'''

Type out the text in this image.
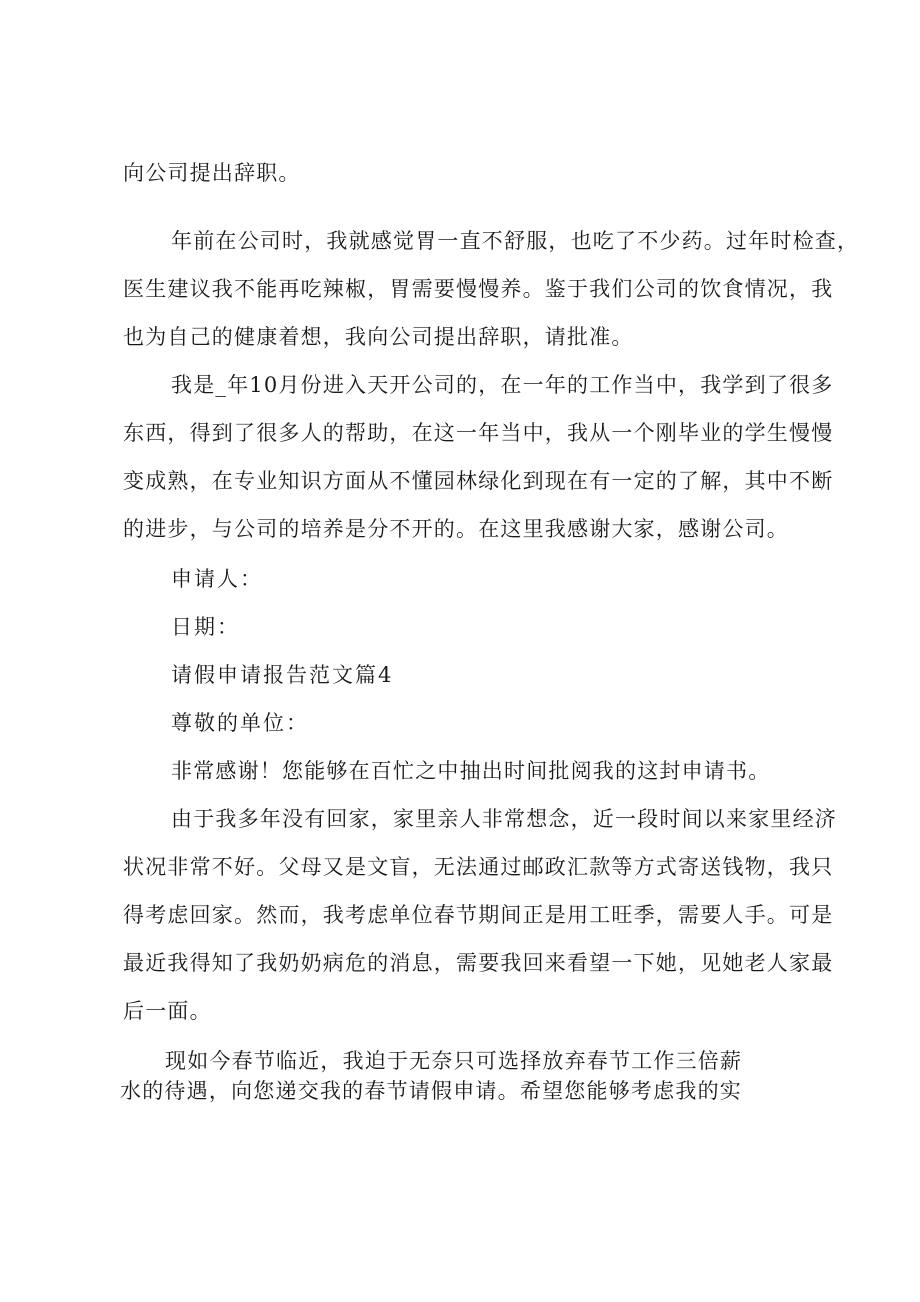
向公司提出辞职。
年前在公司时，我就感觉胃一直不舒服，也吃了不少药。过年时检查，
医生建议我不能再吃辣椒，胃需要慢慢养。鉴于我们公司的饮食情况，我
也为自己的健康着想，我向公司提出辞职，请批准。
我是_年10月份进入天开公司的，在一年的工作当中，我学到了很多
东西，得到了很多人的帮助，在这一年当中，我从一个刚毕业的学生慢慢
变成熟，在专业知识方面从不懂园林绿化到现在有一定的了解，其中不断
的进步，与公司的培养是分不开的。在这里我感谢大家，感谢公司。
申请人：
日期：
请假申请报告范文篇4
尊敬的单位：
非常感谢！您能够在百忙之中抽出时间批阅我的这封申请书。
由于我多年没有回家，家里亲人非常想念，近一段时间以来家里经济
状况非常不好。父母又是文盲，无法通过邮政汇款等方式寄送钱物，我只
得考虑回家。然而，我考虑单位春节期间正是用工旺季，需要人手。可是
最近我得知了我奶奶病危的消息，需要我回来看望一下她，见她老人家最
后一面。
现如今春节临近，我迫于无奈只可选择放弃春节工作三倍薪
水的待遇，向您递交我的春节请假申请。希望您能够考虑我的实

'''

WHAT NEEDS TO BE DONE: Retype the listing exactly. Pictures do not belong in the copy.

TASK ANSWER:
Type out the text in this image.
向公司提出辞职。
年前在公司时，我就感觉胃一直不舒服，也吃了不少药。过年时检查，
医生建议我不能再吃辣椒，胃需要慢慢养。鉴于我们公司的饮食情况，我
也为自己的健康着想，我向公司提出辞职，请批准。
我是_年10月份进入天开公司的，在一年的工作当中，我学到了很多
东西，得到了很多人的帮助，在这一年当中，我从一个刚毕业的学生慢慢
变成熟，在专业知识方面从不懂园林绿化到现在有一定的了解，其中不断
的进步，与公司的培养是分不开的。在这里我感谢大家，感谢公司。
申请人：
日期：
请假申请报告范文篇4
尊敬的单位：
非常感谢！您能够在百忙之中抽出时间批阅我的这封申请书。
由于我多年没有回家，家里亲人非常想念，近一段时间以来家里经济
状况非常不好。父母又是文盲，无法通过邮政汇款等方式寄送钱物，我只
得考虑回家。然而，我考虑单位春节期间正是用工旺季，需要人手。可是
最近我得知了我奶奶病危的消息，需要我回来看望一下她，见她老人家最
后一面。
现如今春节临近，我迫于无奈只可选择放弃春节工作三倍薪
水的待遇，向您递交我的春节请假申请。希望您能够考虑我的实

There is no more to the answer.